Exercise objective
Your task is to print the material below exactly as presented.

Records
▽

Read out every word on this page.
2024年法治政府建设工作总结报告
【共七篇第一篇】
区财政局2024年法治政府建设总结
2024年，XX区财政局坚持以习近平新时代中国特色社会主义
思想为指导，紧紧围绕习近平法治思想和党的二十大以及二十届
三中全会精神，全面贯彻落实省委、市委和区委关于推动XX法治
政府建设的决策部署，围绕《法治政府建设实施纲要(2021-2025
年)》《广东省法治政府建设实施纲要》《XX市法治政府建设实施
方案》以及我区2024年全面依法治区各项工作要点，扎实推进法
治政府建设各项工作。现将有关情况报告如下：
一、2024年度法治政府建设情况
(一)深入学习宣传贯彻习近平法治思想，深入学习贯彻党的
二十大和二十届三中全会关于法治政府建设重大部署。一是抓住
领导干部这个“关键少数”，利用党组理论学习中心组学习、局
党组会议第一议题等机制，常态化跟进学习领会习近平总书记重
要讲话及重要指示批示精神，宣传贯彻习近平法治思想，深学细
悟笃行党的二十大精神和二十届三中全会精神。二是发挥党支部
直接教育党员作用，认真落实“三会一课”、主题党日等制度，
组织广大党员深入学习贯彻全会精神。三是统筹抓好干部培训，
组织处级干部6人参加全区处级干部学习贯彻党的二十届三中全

△

Problem solution
Read out every word on this page.
2024年法治政府建设工作总结报告
【共七篇第一篇】
区财政局2024年法治政府建设总结
2024年，XX区财政局坚持以习近平新时代中国特色社会主义
思想为指导，紧紧围绕习近平法治思想和党的二十大以及二十届
三中全会精神，全面贯彻落实省委、市委和区委关于推动XX法治
政府建设的决策部署，围绕《法治政府建设实施纲要(2021-2025
年)》《广东省法治政府建设实施纲要》《XX市法治政府建设实施
方案》以及我区2024年全面依法治区各项工作要点，扎实推进法
治政府建设各项工作。现将有关情况报告如下：
一、2024年度法治政府建设情况
(一)深入学习宣传贯彻习近平法治思想，深入学习贯彻党的
二十大和二十届三中全会关于法治政府建设重大部署。一是抓住
领导干部这个“关键少数”，利用党组理论学习中心组学习、局
党组会议第一议题等机制，常态化跟进学习领会习近平总书记重
要讲话及重要指示批示精神，宣传贯彻习近平法治思想，深学细
悟笃行党的二十大精神和二十届三中全会精神。二是发挥党支部
直接教育党员作用，认真落实“三会一课”、主题党日等制度，
组织广大党员深入学习贯彻全会精神。三是统筹抓好干部培训，
组织处级干部6人参加全区处级干部学习贯彻党的二十届三中全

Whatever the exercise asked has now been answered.